■ TASK INSTRUCTIONS
Report how many lines contain "carga"; state the number and nothing else.

■ DATA SUPPLIED
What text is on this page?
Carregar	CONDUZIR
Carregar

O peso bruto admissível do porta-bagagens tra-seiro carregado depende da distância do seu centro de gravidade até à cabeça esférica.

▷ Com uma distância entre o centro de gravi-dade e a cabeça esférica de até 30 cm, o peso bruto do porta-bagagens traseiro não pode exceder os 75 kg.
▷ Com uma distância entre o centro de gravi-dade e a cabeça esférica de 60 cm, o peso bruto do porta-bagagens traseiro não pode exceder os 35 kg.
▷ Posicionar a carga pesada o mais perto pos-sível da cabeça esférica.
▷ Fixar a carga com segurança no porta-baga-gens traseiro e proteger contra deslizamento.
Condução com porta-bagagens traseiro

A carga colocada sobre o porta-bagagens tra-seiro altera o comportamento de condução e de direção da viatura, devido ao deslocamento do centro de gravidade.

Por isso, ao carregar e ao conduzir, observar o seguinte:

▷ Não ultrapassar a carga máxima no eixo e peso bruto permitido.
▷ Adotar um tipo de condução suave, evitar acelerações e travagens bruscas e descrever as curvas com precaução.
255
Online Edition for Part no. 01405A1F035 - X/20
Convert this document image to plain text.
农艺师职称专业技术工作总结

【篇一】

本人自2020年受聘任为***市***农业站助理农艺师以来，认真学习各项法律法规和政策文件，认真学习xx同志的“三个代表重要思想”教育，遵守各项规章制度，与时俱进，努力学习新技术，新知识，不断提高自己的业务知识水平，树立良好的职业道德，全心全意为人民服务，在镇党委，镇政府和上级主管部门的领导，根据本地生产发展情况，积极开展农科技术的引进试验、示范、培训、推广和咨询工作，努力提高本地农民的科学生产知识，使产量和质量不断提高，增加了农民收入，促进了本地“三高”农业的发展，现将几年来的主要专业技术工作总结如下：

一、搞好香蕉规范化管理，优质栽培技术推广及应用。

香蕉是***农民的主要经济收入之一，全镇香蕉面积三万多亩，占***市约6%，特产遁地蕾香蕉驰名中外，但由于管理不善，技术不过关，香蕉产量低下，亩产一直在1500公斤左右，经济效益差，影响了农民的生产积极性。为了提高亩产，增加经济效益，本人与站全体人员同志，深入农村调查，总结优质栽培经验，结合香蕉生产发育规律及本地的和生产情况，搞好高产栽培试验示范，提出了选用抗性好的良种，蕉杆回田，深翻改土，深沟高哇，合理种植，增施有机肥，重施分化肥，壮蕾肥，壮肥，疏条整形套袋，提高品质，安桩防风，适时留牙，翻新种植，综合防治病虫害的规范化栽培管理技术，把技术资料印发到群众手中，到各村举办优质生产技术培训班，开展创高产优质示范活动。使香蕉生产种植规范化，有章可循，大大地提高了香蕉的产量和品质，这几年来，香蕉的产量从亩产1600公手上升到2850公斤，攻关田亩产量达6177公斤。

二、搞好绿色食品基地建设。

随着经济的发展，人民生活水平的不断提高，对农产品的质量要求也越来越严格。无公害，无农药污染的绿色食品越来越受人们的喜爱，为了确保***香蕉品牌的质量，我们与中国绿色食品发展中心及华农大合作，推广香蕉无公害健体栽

■ OUTPUT
4